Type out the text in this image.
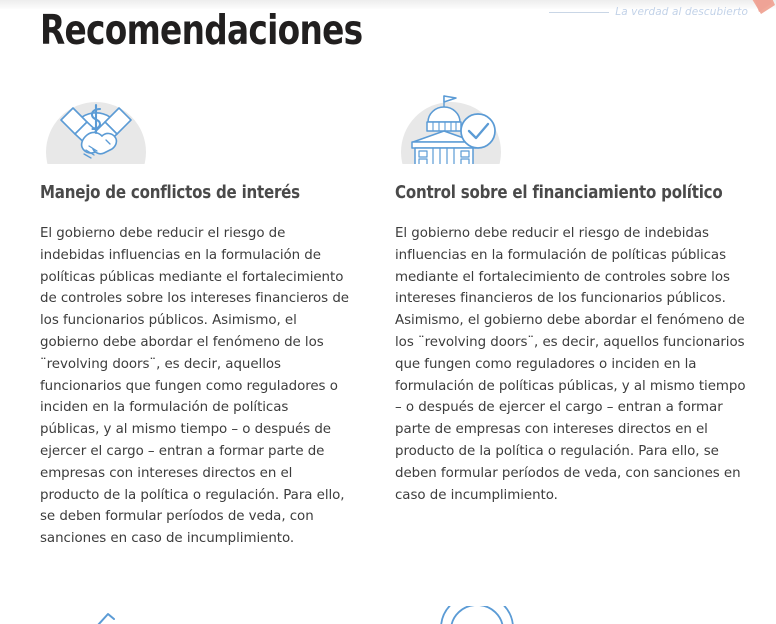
La verdad al descubierto
Recomendaciones
Manejo de conflictos de interés

El gobierno debe reducir el riesgo de indebidas influencias en la formulación de políticas públicas mediante el fortalecimiento de controles sobre los intereses financieros de los funcionarios públicos. Asimismo, el gobierno debe abordar el fenómeno de los ¨revolving doors¨, es decir, aquellos funcionarios que fungen como reguladores o inciden en la formulación de políticas públicas, y al mismo tiempo – o después de ejercer el cargo – entran a formar parte de empresas con intereses directos en el producto de la política o regulación. Para ello, se deben formular períodos de veda, con sanciones en caso de incumplimiento.

Control sobre el financiamiento político

El gobierno debe reducir el riesgo de indebidas influencias en la formulación de políticas públicas mediante el fortalecimiento de controles sobre los intereses financieros de los funcionarios públicos. Asimismo, el gobierno debe abordar el fenómeno de los ¨revolving doors¨, es decir, aquellos funcionarios que fungen como reguladores o inciden en la formulación de políticas públicas, y al mismo tiempo – o después de ejercer el cargo – entran a formar parte de empresas con intereses directos en el producto de la política o regulación. Para ello, se deben formular períodos de veda, con sanciones en caso de incumplimiento.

**WHAT YOU NEED TO DO:** Write the records out once more, exactly as they appear, with no pictures.

**FULL RESPONSE:**
Type out the text in this image.
La verdad al descubierto
Recomendaciones
Manejo de conflictos de interés

El gobierno debe reducir el riesgo de indebidas influencias en la formulación de políticas públicas mediante el fortalecimiento de controles sobre los intereses financieros de los funcionarios públicos. Asimismo, el gobierno debe abordar el fenómeno de los ¨revolving doors¨, es decir, aquellos funcionarios que fungen como reguladores o inciden en la formulación de políticas públicas, y al mismo tiempo – o después de ejercer el cargo – entran a formar parte de empresas con intereses directos en el producto de la política o regulación. Para ello, se deben formular períodos de veda, con sanciones en caso de incumplimiento.

Control sobre el financiamiento político

El gobierno debe reducir el riesgo de indebidas influencias en la formulación de políticas públicas mediante el fortalecimiento de controles sobre los intereses financieros de los funcionarios públicos. Asimismo, el gobierno debe abordar el fenómeno de los ¨revolving doors¨, es decir, aquellos funcionarios que fungen como reguladores o inciden en la formulación de políticas públicas, y al mismo tiempo – o después de ejercer el cargo – entran a formar parte de empresas con intereses directos en el producto de la política o regulación. Para ello, se deben formular períodos de veda, con sanciones en caso de incumplimiento.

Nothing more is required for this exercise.